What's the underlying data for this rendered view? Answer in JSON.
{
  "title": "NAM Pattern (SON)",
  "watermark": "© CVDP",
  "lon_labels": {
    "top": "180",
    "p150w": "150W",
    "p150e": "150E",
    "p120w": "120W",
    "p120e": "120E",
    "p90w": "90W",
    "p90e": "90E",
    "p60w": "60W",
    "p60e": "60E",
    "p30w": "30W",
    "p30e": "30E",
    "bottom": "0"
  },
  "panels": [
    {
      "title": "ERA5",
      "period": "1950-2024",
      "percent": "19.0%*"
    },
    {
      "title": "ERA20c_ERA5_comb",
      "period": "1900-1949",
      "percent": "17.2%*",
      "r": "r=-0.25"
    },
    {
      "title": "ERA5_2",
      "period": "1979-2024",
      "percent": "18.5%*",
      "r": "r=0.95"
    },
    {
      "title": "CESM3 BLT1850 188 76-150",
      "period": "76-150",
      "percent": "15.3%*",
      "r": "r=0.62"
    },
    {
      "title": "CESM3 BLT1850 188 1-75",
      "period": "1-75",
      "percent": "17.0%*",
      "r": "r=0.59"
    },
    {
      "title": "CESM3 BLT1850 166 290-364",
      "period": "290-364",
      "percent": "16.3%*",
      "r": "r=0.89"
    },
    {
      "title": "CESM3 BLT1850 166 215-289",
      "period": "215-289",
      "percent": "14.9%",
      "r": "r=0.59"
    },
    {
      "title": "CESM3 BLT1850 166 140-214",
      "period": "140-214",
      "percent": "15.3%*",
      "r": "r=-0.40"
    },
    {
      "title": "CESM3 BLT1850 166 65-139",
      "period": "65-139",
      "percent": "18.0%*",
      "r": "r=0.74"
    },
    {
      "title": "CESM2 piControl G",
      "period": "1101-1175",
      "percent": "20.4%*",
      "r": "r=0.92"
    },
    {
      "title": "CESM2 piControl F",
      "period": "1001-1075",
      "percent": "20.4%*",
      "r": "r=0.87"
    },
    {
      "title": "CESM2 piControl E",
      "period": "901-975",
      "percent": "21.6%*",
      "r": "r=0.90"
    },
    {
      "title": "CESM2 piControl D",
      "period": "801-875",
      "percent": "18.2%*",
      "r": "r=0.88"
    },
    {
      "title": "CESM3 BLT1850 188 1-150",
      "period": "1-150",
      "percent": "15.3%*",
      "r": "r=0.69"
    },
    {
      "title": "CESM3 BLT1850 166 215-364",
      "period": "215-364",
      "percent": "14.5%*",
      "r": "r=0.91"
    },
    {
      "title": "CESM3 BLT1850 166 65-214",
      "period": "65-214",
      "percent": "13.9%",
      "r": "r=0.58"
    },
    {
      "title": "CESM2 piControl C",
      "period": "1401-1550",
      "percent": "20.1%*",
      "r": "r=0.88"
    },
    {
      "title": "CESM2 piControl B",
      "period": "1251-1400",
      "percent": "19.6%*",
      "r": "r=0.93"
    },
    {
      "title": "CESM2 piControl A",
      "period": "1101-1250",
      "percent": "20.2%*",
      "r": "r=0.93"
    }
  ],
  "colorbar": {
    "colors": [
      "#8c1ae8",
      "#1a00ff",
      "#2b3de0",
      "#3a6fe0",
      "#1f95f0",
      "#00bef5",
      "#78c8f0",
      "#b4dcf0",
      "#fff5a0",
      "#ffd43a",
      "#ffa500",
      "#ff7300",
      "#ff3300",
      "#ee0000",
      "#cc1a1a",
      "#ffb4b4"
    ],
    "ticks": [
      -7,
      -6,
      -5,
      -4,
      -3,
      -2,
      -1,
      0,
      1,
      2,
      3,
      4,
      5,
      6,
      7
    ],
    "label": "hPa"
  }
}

- **Work to do**
In the entries above, find every line with the word "piControl" and list it.

- **Exercise answer**
      "title": "CESM2 piControl G",
      "title": "CESM2 piControl F",
      "title": "CESM2 piControl E",
      "title": "CESM2 piControl D",
      "title": "CESM2 piControl C",
      "title": "CESM2 piControl B",
      "title": "CESM2 piControl A",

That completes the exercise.